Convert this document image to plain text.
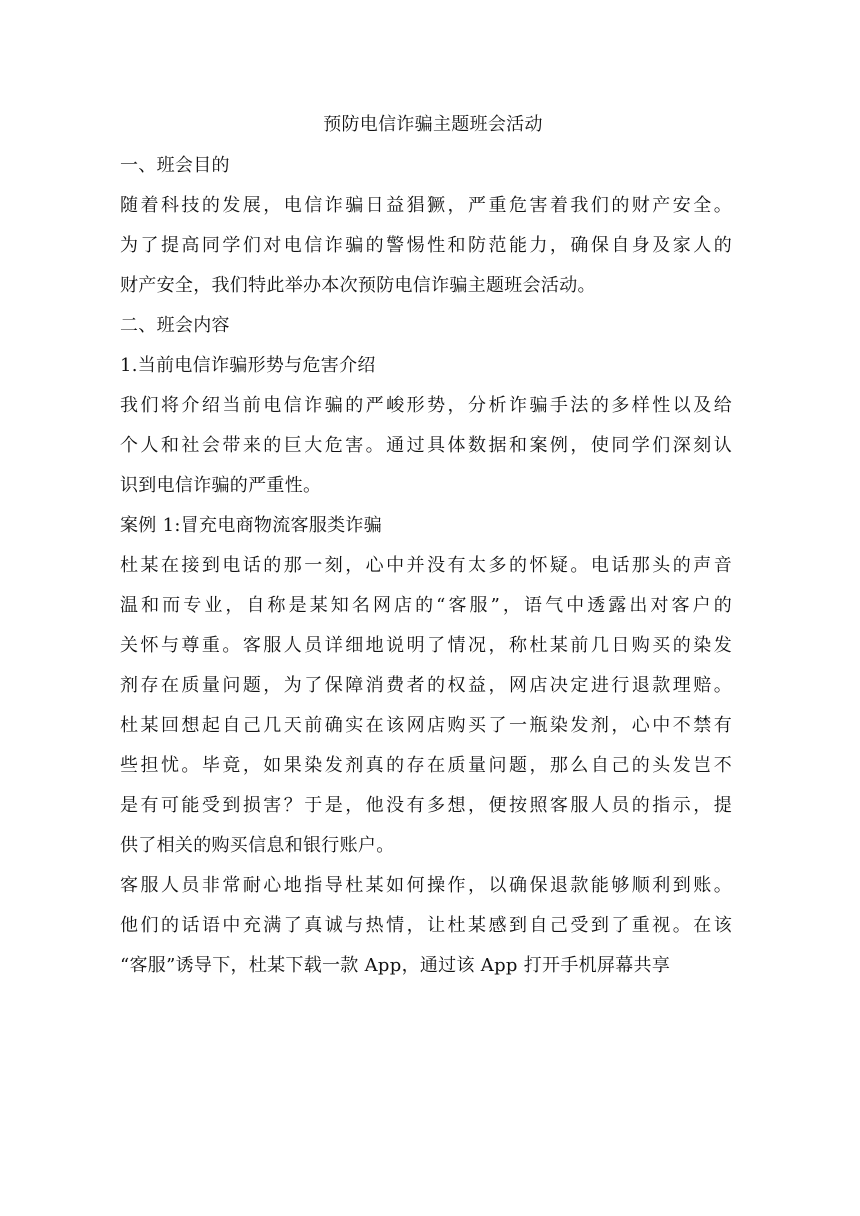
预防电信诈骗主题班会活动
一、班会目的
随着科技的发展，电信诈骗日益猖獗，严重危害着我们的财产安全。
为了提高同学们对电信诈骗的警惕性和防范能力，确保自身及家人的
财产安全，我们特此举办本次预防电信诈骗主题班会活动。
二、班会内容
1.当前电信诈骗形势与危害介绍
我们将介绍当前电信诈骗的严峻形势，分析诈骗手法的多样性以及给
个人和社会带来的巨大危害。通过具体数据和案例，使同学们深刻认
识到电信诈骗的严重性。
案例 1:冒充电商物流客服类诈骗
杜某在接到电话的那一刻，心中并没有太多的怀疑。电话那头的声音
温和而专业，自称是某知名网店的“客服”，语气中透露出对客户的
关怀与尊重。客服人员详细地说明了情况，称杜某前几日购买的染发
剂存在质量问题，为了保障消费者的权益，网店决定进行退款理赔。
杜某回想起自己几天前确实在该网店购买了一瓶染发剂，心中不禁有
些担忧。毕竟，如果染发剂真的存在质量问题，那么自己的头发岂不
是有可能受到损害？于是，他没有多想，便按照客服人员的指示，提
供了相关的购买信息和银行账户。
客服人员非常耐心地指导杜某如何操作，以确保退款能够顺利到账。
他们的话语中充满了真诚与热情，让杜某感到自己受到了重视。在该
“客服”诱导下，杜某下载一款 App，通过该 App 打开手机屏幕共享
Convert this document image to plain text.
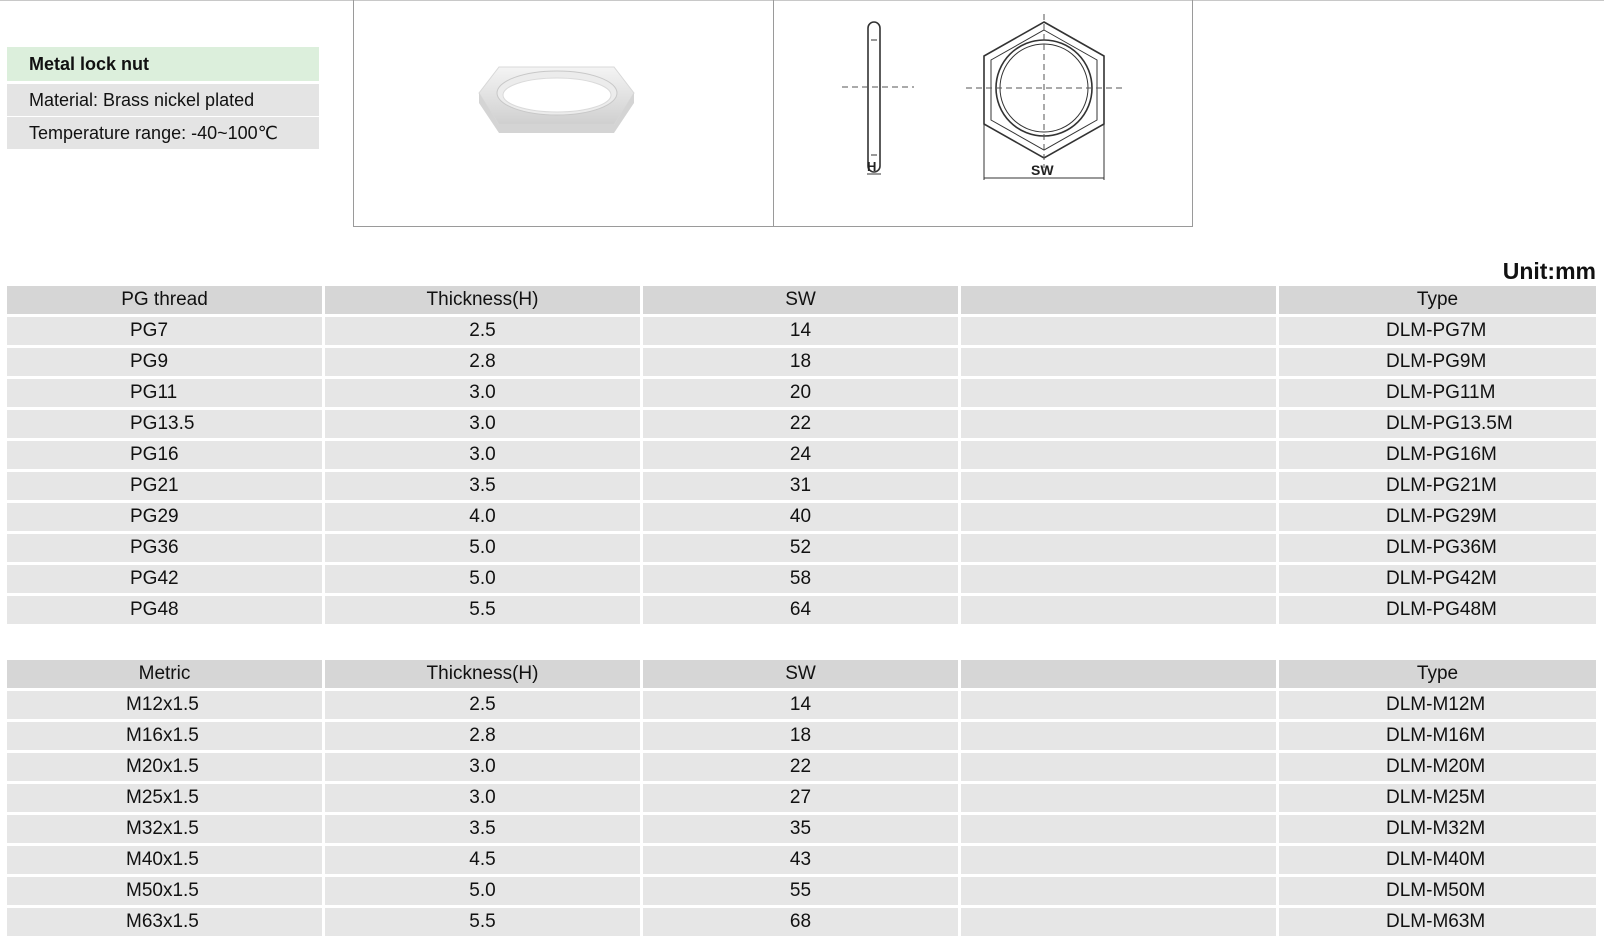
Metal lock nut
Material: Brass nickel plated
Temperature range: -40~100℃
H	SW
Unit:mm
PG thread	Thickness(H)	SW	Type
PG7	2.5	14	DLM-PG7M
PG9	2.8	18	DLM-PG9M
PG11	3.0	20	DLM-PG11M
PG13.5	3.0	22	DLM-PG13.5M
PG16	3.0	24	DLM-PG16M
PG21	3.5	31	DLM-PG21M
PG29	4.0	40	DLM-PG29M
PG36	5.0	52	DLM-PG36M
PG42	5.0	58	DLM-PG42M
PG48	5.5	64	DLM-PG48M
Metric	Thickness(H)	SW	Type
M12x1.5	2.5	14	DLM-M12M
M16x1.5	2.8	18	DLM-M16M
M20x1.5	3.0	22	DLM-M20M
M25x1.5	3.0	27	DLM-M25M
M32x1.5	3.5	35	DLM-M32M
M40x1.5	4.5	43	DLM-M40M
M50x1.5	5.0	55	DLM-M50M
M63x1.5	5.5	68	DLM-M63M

——————

▶ [Stated goal]: Transcribe every record above exactly as written, leaving out any pictures.

▶ [Answer to this task]:
Convert this document image to plain text.
预防电信诈骗主题班会活动
一、班会目的
随着科技的发展，电信诈骗日益猖獗，严重危害着我们的财产安全。
为了提高同学们对电信诈骗的警惕性和防范能力，确保自身及家人的
财产安全，我们特此举办本次预防电信诈骗主题班会活动。
二、班会内容
1.当前电信诈骗形势与危害介绍
我们将介绍当前电信诈骗的严峻形势，分析诈骗手法的多样性以及给
个人和社会带来的巨大危害。通过具体数据和案例，使同学们深刻认
识到电信诈骗的严重性。
案例 1:冒充电商物流客服类诈骗
杜某在接到电话的那一刻，心中并没有太多的怀疑。电话那头的声音
温和而专业，自称是某知名网店的“客服”，语气中透露出对客户的
关怀与尊重。客服人员详细地说明了情况，称杜某前几日购买的染发
剂存在质量问题，为了保障消费者的权益，网店决定进行退款理赔。
杜某回想起自己几天前确实在该网店购买了一瓶染发剂，心中不禁有
些担忧。毕竟，如果染发剂真的存在质量问题，那么自己的头发岂不
是有可能受到损害？于是，他没有多想，便按照客服人员的指示，提
供了相关的购买信息和银行账户。
客服人员非常耐心地指导杜某如何操作，以确保退款能够顺利到账。
他们的话语中充满了真诚与热情，让杜某感到自己受到了重视。在该
“客服”诱导下，杜某下载一款 App，通过该 App 打开手机屏幕共享
Convert this document image to plain text.
Metal lock nut
Material: Brass nickel plated
Temperature range: -40~100℃
H	SW
Unit:mm
PG thread	Thickness(H)	SW	Type
PG7	2.5	14	DLM-PG7M
PG9	2.8	18	DLM-PG9M
PG11	3.0	20	DLM-PG11M
PG13.5	3.0	22	DLM-PG13.5M
PG16	3.0	24	DLM-PG16M
PG21	3.5	31	DLM-PG21M
PG29	4.0	40	DLM-PG29M
PG36	5.0	52	DLM-PG36M
PG42	5.0	58	DLM-PG42M
PG48	5.5	64	DLM-PG48M
Metric	Thickness(H)	SW	Type
M12x1.5	2.5	14	DLM-M12M
M16x1.5	2.8	18	DLM-M16M
M20x1.5	3.0	22	DLM-M20M
M25x1.5	3.0	27	DLM-M25M
M32x1.5	3.5	35	DLM-M32M
M40x1.5	4.5	43	DLM-M40M
M50x1.5	5.0	55	DLM-M50M
M63x1.5	5.5	68	DLM-M63M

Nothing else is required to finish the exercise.